Do this> Reproduce every line of the material below word for word, keeping the original order.

=====

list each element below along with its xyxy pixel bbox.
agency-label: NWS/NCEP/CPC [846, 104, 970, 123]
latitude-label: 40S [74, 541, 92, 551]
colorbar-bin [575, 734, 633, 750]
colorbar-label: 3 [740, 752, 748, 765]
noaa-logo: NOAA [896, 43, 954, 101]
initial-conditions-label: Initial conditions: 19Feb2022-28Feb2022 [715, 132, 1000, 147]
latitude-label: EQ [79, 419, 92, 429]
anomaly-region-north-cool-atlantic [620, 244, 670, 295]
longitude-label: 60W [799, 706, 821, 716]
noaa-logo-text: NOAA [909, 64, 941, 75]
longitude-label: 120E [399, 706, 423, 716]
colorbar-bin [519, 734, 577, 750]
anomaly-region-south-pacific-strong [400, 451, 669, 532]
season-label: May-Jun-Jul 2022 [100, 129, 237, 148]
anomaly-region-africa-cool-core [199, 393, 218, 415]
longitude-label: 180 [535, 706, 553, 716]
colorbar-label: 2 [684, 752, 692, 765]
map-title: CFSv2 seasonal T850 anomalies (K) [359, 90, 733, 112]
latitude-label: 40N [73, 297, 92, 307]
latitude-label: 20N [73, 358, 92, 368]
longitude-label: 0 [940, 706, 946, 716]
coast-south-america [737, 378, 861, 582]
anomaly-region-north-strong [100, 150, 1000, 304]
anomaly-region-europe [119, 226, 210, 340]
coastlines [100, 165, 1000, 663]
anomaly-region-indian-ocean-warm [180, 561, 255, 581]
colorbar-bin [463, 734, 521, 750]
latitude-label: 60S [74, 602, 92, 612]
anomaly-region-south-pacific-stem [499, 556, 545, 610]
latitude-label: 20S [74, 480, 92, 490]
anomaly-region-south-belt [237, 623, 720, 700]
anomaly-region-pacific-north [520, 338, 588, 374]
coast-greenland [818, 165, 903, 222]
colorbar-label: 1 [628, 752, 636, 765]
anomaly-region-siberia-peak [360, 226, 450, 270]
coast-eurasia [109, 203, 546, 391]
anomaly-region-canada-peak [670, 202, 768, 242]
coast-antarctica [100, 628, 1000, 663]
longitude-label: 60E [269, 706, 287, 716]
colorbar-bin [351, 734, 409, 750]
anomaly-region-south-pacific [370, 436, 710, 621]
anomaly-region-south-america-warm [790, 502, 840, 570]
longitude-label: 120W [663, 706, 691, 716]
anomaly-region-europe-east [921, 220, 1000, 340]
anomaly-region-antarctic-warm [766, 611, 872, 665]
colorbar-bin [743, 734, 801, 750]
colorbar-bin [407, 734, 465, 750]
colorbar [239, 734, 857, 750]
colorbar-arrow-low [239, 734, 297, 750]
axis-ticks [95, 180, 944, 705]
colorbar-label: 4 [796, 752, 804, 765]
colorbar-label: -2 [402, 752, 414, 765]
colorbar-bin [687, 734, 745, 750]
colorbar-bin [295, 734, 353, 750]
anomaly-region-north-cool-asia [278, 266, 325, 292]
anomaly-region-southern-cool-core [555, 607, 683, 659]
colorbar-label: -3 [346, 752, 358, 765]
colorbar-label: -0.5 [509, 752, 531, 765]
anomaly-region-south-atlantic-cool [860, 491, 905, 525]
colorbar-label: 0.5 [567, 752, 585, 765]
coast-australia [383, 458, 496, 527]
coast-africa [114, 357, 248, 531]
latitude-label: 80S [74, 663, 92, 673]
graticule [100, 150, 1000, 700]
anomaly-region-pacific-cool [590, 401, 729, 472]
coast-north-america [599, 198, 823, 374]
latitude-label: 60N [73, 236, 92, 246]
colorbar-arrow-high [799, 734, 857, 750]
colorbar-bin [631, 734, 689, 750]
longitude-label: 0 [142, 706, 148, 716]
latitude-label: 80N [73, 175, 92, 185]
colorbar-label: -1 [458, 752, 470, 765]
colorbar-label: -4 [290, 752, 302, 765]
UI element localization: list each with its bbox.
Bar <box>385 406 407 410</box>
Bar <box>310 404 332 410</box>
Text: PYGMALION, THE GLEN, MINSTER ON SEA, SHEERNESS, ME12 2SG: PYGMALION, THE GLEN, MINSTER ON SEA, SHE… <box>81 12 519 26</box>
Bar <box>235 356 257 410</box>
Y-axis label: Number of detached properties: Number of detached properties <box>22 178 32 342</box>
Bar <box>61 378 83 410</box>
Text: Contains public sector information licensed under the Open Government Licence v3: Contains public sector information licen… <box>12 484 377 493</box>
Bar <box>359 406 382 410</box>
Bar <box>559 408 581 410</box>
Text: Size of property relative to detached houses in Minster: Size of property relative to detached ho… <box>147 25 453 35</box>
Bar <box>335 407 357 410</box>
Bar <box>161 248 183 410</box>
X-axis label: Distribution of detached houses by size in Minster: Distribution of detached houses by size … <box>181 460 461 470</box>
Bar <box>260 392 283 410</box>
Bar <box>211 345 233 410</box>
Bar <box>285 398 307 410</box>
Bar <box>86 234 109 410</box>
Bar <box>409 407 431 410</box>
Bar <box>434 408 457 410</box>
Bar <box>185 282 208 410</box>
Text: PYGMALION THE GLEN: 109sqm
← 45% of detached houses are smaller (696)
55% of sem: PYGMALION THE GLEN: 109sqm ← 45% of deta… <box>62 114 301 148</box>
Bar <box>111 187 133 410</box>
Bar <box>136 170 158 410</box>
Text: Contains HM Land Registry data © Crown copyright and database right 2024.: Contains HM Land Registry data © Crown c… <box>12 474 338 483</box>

=====

Expected answer>
list each element below along with its xyxy pixel bbox.
agency-label: NWS/NCEP/CPC [846, 104, 970, 123]
latitude-label: 40S [74, 541, 92, 551]
colorbar-bin [575, 734, 633, 750]
colorbar-label: 3 [740, 752, 748, 765]
noaa-logo: NOAA [896, 43, 954, 101]
initial-conditions-label: Initial conditions: 19Feb2022-28Feb2022 [715, 132, 1000, 147]
latitude-label: EQ [79, 419, 92, 429]
anomaly-region-north-cool-atlantic [620, 244, 670, 295]
longitude-label: 60W [799, 706, 821, 716]
noaa-logo-text: NOAA [909, 64, 941, 75]
longitude-label: 120E [399, 706, 423, 716]
colorbar-bin [519, 734, 577, 750]
anomaly-region-south-pacific-strong [400, 451, 669, 532]
season-label: May-Jun-Jul 2022 [100, 129, 237, 148]
anomaly-region-africa-cool-core [199, 393, 218, 415]
longitude-label: 180 [535, 706, 553, 716]
colorbar-label: 2 [684, 752, 692, 765]
map-title: CFSv2 seasonal T850 anomalies (K) [359, 90, 733, 112]
latitude-label: 40N [73, 297, 92, 307]
latitude-label: 20N [73, 358, 92, 368]
longitude-label: 0 [940, 706, 946, 716]
coast-south-america [737, 378, 861, 582]
anomaly-region-north-strong [100, 150, 1000, 304]
anomaly-region-europe [119, 226, 210, 340]
coastlines [100, 165, 1000, 663]
anomaly-region-indian-ocean-warm [180, 561, 255, 581]
colorbar-bin [463, 734, 521, 750]
latitude-label: 60S [74, 602, 92, 612]
anomaly-region-south-pacific-stem [499, 556, 545, 610]
latitude-label: 20S [74, 480, 92, 490]
anomaly-region-south-belt [237, 623, 720, 700]
anomaly-region-pacific-north [520, 338, 588, 374]
coast-greenland [818, 165, 903, 222]
colorbar-label: 1 [628, 752, 636, 765]
anomaly-region-siberia-peak [360, 226, 450, 270]
coast-eurasia [109, 203, 546, 391]
anomaly-region-canada-peak [670, 202, 768, 242]
coast-antarctica [100, 628, 1000, 663]
longitude-label: 60E [269, 706, 287, 716]
colorbar-bin [351, 734, 409, 750]
anomaly-region-south-pacific [370, 436, 710, 621]
anomaly-region-south-america-warm [790, 502, 840, 570]
longitude-label: 120W [663, 706, 691, 716]
anomaly-region-europe-east [921, 220, 1000, 340]
anomaly-region-antarctic-warm [766, 611, 872, 665]
colorbar-bin [743, 734, 801, 750]
colorbar-bin [407, 734, 465, 750]
colorbar [239, 734, 857, 750]
colorbar-arrow-low [239, 734, 297, 750]
axis-ticks [95, 180, 944, 705]
colorbar-label: 4 [796, 752, 804, 765]
colorbar-label: -2 [402, 752, 414, 765]
colorbar-bin [687, 734, 745, 750]
colorbar-bin [295, 734, 353, 750]
anomaly-region-north-cool-asia [278, 266, 325, 292]
anomaly-region-southern-cool-core [555, 607, 683, 659]
colorbar-label: -3 [346, 752, 358, 765]
colorbar-label: -0.5 [509, 752, 531, 765]
anomaly-region-south-atlantic-cool [860, 491, 905, 525]
colorbar-label: 0.5 [567, 752, 585, 765]
coast-australia [383, 458, 496, 527]
coast-africa [114, 357, 248, 531]
latitude-label: 80S [74, 663, 92, 673]
graticule [100, 150, 1000, 700]
anomaly-region-pacific-cool [590, 401, 729, 472]
coast-north-america [599, 198, 823, 374]
latitude-label: 60N [73, 236, 92, 246]
colorbar-arrow-high [799, 734, 857, 750]
colorbar-bin [631, 734, 689, 750]
longitude-label: 0 [142, 706, 148, 716]
latitude-label: 80N [73, 175, 92, 185]
colorbar-label: -1 [458, 752, 470, 765]
colorbar-label: -4 [290, 752, 302, 765]
UI element localization: list each with its bbox.
Bar <box>385 406 407 410</box>
Bar <box>310 404 332 410</box>
Text: PYGMALION, THE GLEN, MINSTER ON SEA, SHEERNESS, ME12 2SG: PYGMALION, THE GLEN, MINSTER ON SEA, SHE… <box>81 12 519 26</box>
Bar <box>235 356 257 410</box>
Y-axis label: Number of detached properties: Number of detached properties <box>22 178 32 342</box>
Bar <box>61 378 83 410</box>
Text: Contains public sector information licensed under the Open Government Licence v3: Contains public sector information licen… <box>12 484 377 493</box>
Bar <box>359 406 382 410</box>
Bar <box>559 408 581 410</box>
Text: Size of property relative to detached houses in Minster: Size of property relative to detached ho… <box>147 25 453 35</box>
Bar <box>335 407 357 410</box>
Bar <box>161 248 183 410</box>
X-axis label: Distribution of detached houses by size in Minster: Distribution of detached houses by size … <box>181 460 461 470</box>
Bar <box>260 392 283 410</box>
Bar <box>211 345 233 410</box>
Bar <box>285 398 307 410</box>
Bar <box>86 234 109 410</box>
Bar <box>409 407 431 410</box>
Bar <box>434 408 457 410</box>
Bar <box>185 282 208 410</box>
Text: PYGMALION THE GLEN: 109sqm
← 45% of detached houses are smaller (696)
55% of sem: PYGMALION THE GLEN: 109sqm ← 45% of deta… <box>62 114 301 148</box>
Bar <box>111 187 133 410</box>
Bar <box>136 170 158 410</box>
Text: Contains HM Land Registry data © Crown copyright and database right 2024.: Contains HM Land Registry data © Crown c… <box>12 474 338 483</box>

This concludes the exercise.